Instruction →
Write the material out again, line by line, exactly as it is.

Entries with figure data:
————————
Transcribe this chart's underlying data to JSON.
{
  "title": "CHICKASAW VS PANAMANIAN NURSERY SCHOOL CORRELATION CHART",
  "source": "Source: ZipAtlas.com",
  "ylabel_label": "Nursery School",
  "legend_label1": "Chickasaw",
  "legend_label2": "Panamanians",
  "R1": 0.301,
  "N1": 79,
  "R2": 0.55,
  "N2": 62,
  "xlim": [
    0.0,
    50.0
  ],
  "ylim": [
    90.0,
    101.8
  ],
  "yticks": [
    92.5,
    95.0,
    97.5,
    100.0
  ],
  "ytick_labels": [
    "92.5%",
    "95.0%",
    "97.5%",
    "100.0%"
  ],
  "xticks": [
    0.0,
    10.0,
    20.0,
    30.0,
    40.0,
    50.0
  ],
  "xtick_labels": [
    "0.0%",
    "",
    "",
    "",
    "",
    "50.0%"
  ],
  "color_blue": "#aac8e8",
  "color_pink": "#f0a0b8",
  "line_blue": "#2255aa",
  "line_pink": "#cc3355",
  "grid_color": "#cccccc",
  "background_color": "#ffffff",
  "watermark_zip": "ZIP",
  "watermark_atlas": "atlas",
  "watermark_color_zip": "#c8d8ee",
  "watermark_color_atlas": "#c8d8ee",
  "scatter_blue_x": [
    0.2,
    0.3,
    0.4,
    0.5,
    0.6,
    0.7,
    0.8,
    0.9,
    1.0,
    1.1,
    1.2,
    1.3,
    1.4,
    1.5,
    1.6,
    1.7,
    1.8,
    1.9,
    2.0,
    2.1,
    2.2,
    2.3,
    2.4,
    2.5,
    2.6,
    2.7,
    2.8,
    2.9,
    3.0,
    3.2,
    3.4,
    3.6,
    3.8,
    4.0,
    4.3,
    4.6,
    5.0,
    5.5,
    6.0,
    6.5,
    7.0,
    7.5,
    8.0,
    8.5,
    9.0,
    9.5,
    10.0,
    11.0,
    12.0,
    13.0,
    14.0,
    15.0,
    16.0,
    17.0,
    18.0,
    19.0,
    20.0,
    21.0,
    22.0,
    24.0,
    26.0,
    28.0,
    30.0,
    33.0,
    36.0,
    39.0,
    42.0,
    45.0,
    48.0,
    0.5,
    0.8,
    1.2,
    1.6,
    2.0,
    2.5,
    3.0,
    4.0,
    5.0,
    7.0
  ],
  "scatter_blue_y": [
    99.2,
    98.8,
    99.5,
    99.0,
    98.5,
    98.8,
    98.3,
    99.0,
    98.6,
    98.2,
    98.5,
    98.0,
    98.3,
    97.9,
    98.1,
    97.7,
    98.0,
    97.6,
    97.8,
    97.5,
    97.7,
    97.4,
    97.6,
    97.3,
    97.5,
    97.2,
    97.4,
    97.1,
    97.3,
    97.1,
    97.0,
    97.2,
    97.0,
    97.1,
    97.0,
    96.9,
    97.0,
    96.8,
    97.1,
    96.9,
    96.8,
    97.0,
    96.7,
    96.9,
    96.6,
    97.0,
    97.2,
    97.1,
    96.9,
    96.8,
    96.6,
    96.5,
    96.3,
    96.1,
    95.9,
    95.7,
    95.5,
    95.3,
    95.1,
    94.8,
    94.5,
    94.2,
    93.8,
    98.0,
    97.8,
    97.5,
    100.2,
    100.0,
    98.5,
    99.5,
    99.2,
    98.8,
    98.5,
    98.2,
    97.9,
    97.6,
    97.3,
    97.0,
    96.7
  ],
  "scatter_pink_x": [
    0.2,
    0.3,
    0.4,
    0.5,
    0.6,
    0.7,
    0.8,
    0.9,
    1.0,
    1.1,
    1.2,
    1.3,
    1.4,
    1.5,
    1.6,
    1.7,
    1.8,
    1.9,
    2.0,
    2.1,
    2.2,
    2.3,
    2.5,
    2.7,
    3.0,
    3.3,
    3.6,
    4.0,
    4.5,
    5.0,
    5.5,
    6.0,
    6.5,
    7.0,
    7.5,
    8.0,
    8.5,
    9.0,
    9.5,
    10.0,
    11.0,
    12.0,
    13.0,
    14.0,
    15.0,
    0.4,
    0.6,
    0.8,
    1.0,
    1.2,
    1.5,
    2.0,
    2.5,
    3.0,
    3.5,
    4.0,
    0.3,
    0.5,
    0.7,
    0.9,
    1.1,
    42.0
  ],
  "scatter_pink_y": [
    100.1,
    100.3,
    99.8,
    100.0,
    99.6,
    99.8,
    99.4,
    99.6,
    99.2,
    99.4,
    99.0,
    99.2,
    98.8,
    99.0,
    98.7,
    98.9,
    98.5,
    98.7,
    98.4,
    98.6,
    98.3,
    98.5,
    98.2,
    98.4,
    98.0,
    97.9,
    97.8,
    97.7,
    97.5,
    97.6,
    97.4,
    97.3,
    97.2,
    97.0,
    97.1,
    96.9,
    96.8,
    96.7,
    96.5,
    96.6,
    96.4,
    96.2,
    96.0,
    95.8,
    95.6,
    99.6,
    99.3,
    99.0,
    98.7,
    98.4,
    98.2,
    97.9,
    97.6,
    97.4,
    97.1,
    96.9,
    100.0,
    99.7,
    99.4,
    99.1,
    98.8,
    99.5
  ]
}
————————
Full solution →
Transcribe this chart's underlying data to JSON.
{
  "title": "CHICKASAW VS PANAMANIAN NURSERY SCHOOL CORRELATION CHART",
  "source": "Source: ZipAtlas.com",
  "ylabel_label": "Nursery School",
  "legend_label1": "Chickasaw",
  "legend_label2": "Panamanians",
  "R1": 0.301,
  "N1": 79,
  "R2": 0.55,
  "N2": 62,
  "xlim": [
    0.0,
    50.0
  ],
  "ylim": [
    90.0,
    101.8
  ],
  "yticks": [
    92.5,
    95.0,
    97.5,
    100.0
  ],
  "ytick_labels": [
    "92.5%",
    "95.0%",
    "97.5%",
    "100.0%"
  ],
  "xticks": [
    0.0,
    10.0,
    20.0,
    30.0,
    40.0,
    50.0
  ],
  "xtick_labels": [
    "0.0%",
    "",
    "",
    "",
    "",
    "50.0%"
  ],
  "color_blue": "#aac8e8",
  "color_pink": "#f0a0b8",
  "line_blue": "#2255aa",
  "line_pink": "#cc3355",
  "grid_color": "#cccccc",
  "background_color": "#ffffff",
  "watermark_zip": "ZIP",
  "watermark_atlas": "atlas",
  "watermark_color_zip": "#c8d8ee",
  "watermark_color_atlas": "#c8d8ee",
  "scatter_blue_x": [
    0.2,
    0.3,
    0.4,
    0.5,
    0.6,
    0.7,
    0.8,
    0.9,
    1.0,
    1.1,
    1.2,
    1.3,
    1.4,
    1.5,
    1.6,
    1.7,
    1.8,
    1.9,
    2.0,
    2.1,
    2.2,
    2.3,
    2.4,
    2.5,
    2.6,
    2.7,
    2.8,
    2.9,
    3.0,
    3.2,
    3.4,
    3.6,
    3.8,
    4.0,
    4.3,
    4.6,
    5.0,
    5.5,
    6.0,
    6.5,
    7.0,
    7.5,
    8.0,
    8.5,
    9.0,
    9.5,
    10.0,
    11.0,
    12.0,
    13.0,
    14.0,
    15.0,
    16.0,
    17.0,
    18.0,
    19.0,
    20.0,
    21.0,
    22.0,
    24.0,
    26.0,
    28.0,
    30.0,
    33.0,
    36.0,
    39.0,
    42.0,
    45.0,
    48.0,
    0.5,
    0.8,
    1.2,
    1.6,
    2.0,
    2.5,
    3.0,
    4.0,
    5.0,
    7.0
  ],
  "scatter_blue_y": [
    99.2,
    98.8,
    99.5,
    99.0,
    98.5,
    98.8,
    98.3,
    99.0,
    98.6,
    98.2,
    98.5,
    98.0,
    98.3,
    97.9,
    98.1,
    97.7,
    98.0,
    97.6,
    97.8,
    97.5,
    97.7,
    97.4,
    97.6,
    97.3,
    97.5,
    97.2,
    97.4,
    97.1,
    97.3,
    97.1,
    97.0,
    97.2,
    97.0,
    97.1,
    97.0,
    96.9,
    97.0,
    96.8,
    97.1,
    96.9,
    96.8,
    97.0,
    96.7,
    96.9,
    96.6,
    97.0,
    97.2,
    97.1,
    96.9,
    96.8,
    96.6,
    96.5,
    96.3,
    96.1,
    95.9,
    95.7,
    95.5,
    95.3,
    95.1,
    94.8,
    94.5,
    94.2,
    93.8,
    98.0,
    97.8,
    97.5,
    100.2,
    100.0,
    98.5,
    99.5,
    99.2,
    98.8,
    98.5,
    98.2,
    97.9,
    97.6,
    97.3,
    97.0,
    96.7
  ],
  "scatter_pink_x": [
    0.2,
    0.3,
    0.4,
    0.5,
    0.6,
    0.7,
    0.8,
    0.9,
    1.0,
    1.1,
    1.2,
    1.3,
    1.4,
    1.5,
    1.6,
    1.7,
    1.8,
    1.9,
    2.0,
    2.1,
    2.2,
    2.3,
    2.5,
    2.7,
    3.0,
    3.3,
    3.6,
    4.0,
    4.5,
    5.0,
    5.5,
    6.0,
    6.5,
    7.0,
    7.5,
    8.0,
    8.5,
    9.0,
    9.5,
    10.0,
    11.0,
    12.0,
    13.0,
    14.0,
    15.0,
    0.4,
    0.6,
    0.8,
    1.0,
    1.2,
    1.5,
    2.0,
    2.5,
    3.0,
    3.5,
    4.0,
    0.3,
    0.5,
    0.7,
    0.9,
    1.1,
    42.0
  ],
  "scatter_pink_y": [
    100.1,
    100.3,
    99.8,
    100.0,
    99.6,
    99.8,
    99.4,
    99.6,
    99.2,
    99.4,
    99.0,
    99.2,
    98.8,
    99.0,
    98.7,
    98.9,
    98.5,
    98.7,
    98.4,
    98.6,
    98.3,
    98.5,
    98.2,
    98.4,
    98.0,
    97.9,
    97.8,
    97.7,
    97.5,
    97.6,
    97.4,
    97.3,
    97.2,
    97.0,
    97.1,
    96.9,
    96.8,
    96.7,
    96.5,
    96.6,
    96.4,
    96.2,
    96.0,
    95.8,
    95.6,
    99.6,
    99.3,
    99.0,
    98.7,
    98.4,
    98.2,
    97.9,
    97.6,
    97.4,
    97.1,
    96.9,
    100.0,
    99.7,
    99.4,
    99.1,
    98.8,
    99.5
  ]
}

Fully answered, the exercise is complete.